(Part of a data file)
+===+
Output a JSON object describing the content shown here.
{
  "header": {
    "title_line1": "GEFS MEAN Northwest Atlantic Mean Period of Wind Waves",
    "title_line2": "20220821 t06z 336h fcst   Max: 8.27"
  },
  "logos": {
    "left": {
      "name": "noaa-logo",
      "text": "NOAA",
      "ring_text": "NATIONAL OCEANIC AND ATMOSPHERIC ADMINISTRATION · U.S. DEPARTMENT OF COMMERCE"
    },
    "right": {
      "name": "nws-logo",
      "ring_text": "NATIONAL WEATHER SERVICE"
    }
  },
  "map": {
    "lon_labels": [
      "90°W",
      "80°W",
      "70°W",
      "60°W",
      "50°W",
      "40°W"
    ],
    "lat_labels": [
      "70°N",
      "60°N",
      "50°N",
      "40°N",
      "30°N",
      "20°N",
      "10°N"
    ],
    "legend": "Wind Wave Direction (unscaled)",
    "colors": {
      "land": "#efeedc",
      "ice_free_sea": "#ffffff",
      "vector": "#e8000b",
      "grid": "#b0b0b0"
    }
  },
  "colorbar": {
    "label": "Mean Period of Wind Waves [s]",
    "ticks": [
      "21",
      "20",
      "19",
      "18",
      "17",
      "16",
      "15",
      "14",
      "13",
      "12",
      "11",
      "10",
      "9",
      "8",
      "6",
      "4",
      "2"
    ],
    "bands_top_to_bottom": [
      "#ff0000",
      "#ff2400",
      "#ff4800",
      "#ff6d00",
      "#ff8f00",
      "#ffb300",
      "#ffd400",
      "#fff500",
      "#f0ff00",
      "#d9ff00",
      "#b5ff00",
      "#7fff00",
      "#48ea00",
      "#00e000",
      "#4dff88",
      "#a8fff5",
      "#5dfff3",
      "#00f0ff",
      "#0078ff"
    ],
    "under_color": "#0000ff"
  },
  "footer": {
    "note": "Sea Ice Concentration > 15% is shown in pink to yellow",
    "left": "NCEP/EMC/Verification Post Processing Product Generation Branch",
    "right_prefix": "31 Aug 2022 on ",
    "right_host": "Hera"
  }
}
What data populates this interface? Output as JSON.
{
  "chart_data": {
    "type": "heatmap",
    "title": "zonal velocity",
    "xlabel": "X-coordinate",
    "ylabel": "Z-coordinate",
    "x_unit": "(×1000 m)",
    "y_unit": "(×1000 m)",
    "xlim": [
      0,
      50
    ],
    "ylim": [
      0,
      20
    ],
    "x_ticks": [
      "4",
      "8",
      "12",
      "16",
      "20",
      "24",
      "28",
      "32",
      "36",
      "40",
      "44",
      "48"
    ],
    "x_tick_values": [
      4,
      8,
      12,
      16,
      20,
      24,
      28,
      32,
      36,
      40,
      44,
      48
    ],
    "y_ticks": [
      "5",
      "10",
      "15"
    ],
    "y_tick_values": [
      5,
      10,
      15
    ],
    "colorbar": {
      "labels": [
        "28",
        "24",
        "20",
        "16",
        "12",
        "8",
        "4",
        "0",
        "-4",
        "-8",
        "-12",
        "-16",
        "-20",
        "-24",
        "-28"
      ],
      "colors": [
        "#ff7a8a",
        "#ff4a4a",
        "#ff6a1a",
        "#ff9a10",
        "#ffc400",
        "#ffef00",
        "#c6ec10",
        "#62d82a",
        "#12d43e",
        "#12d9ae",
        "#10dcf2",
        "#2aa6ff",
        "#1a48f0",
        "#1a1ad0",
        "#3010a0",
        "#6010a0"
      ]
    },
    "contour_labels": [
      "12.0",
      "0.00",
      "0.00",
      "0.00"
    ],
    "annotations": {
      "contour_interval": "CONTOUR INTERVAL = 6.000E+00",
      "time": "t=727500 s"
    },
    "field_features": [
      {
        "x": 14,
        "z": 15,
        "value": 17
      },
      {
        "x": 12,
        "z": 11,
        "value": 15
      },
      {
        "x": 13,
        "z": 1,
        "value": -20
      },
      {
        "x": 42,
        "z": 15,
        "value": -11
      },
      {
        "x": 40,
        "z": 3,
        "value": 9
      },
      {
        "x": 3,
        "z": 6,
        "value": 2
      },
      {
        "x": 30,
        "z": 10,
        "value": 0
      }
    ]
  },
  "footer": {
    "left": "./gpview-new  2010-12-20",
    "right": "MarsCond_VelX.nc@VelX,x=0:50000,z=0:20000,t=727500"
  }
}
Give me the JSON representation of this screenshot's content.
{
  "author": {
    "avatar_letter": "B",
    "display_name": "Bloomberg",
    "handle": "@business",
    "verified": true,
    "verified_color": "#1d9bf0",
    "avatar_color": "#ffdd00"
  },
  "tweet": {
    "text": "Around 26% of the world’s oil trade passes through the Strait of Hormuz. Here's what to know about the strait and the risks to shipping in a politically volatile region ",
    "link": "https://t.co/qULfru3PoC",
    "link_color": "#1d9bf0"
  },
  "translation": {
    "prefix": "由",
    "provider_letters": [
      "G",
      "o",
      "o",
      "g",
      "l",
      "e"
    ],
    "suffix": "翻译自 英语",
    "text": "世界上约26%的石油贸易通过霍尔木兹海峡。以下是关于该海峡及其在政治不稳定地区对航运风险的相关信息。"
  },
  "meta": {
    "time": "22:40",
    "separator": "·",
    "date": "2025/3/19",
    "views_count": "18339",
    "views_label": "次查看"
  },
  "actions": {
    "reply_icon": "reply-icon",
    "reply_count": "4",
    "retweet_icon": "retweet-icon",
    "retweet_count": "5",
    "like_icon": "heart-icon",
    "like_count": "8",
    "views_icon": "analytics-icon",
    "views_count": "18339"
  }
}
+===+
■ **Exercise**
Search the entries for the word "Output", then gather every line that has it.

■ **Result of the exercise**
Output a JSON object describing the content shown here.
What data populates this interface? Output as JSON.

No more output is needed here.